Data provided>
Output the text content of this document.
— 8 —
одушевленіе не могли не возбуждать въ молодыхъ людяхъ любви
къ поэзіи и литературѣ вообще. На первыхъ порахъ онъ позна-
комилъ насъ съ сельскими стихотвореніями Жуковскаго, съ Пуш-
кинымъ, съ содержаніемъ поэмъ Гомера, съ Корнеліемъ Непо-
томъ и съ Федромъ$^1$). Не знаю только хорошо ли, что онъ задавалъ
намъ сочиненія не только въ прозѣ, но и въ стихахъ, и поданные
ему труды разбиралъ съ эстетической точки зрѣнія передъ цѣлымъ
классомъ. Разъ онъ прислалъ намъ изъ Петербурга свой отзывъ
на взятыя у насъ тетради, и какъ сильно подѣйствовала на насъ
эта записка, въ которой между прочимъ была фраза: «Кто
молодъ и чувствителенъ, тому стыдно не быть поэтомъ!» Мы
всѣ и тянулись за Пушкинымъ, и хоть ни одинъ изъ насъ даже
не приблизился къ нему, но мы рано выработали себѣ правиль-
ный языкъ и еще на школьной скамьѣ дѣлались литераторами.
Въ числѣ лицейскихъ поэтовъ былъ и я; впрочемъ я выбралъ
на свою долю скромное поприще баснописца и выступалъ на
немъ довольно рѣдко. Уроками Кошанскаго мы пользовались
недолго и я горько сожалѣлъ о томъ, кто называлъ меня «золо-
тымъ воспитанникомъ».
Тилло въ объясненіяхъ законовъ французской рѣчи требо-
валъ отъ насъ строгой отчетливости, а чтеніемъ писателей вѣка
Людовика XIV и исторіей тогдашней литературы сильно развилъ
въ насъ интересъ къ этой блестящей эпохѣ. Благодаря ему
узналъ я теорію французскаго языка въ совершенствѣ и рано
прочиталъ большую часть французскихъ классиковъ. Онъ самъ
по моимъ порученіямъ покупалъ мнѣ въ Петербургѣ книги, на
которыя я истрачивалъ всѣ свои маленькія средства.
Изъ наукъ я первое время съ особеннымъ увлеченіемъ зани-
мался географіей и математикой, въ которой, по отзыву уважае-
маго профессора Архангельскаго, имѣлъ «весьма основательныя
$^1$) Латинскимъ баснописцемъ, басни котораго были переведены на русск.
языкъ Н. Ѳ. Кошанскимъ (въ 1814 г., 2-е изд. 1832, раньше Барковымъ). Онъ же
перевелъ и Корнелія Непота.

What to produce> Reproduce every line above without error.

Answer for this exercise>
Output the text content of this document.
— 8 —
одушевленіе не могли не возбуждать въ молодыхъ людяхъ любви
къ поэзіи и литературѣ вообще. На первыхъ порахъ онъ позна-
комилъ насъ съ сельскими стихотвореніями Жуковскаго, съ Пуш-
кинымъ, съ содержаніемъ поэмъ Гомера, съ Корнеліемъ Непо-
томъ и съ Федромъ$^1$). Не знаю только хорошо ли, что онъ задавалъ
намъ сочиненія не только въ прозѣ, но и въ стихахъ, и поданные
ему труды разбиралъ съ эстетической точки зрѣнія передъ цѣлымъ
классомъ. Разъ онъ прислалъ намъ изъ Петербурга свой отзывъ
на взятыя у насъ тетради, и какъ сильно подѣйствовала на насъ
эта записка, въ которой между прочимъ была фраза: «Кто
молодъ и чувствителенъ, тому стыдно не быть поэтомъ!» Мы
всѣ и тянулись за Пушкинымъ, и хоть ни одинъ изъ насъ даже
не приблизился къ нему, но мы рано выработали себѣ правиль-
ный языкъ и еще на школьной скамьѣ дѣлались литераторами.
Въ числѣ лицейскихъ поэтовъ былъ и я; впрочемъ я выбралъ
на свою долю скромное поприще баснописца и выступалъ на
немъ довольно рѣдко. Уроками Кошанскаго мы пользовались
недолго и я горько сожалѣлъ о томъ, кто называлъ меня «золо-
тымъ воспитанникомъ».
Тилло въ объясненіяхъ законовъ французской рѣчи требо-
валъ отъ насъ строгой отчетливости, а чтеніемъ писателей вѣка
Людовика XIV и исторіей тогдашней литературы сильно развилъ
въ насъ интересъ къ этой блестящей эпохѣ. Благодаря ему
узналъ я теорію французскаго языка въ совершенствѣ и рано
прочиталъ большую часть французскихъ классиковъ. Онъ самъ
по моимъ порученіямъ покупалъ мнѣ въ Петербургѣ книги, на
которыя я истрачивалъ всѣ свои маленькія средства.
Изъ наукъ я первое время съ особеннымъ увлеченіемъ зани-
мался географіей и математикой, въ которой, по отзыву уважае-
маго профессора Архангельскаго, имѣлъ «весьма основательныя
$^1$) Латинскимъ баснописцемъ, басни котораго были переведены на русск.
языкъ Н. Ѳ. Кошанскимъ (въ 1814 г., 2-е изд. 1832, раньше Барковымъ). Онъ же
перевелъ и Корнелія Непота.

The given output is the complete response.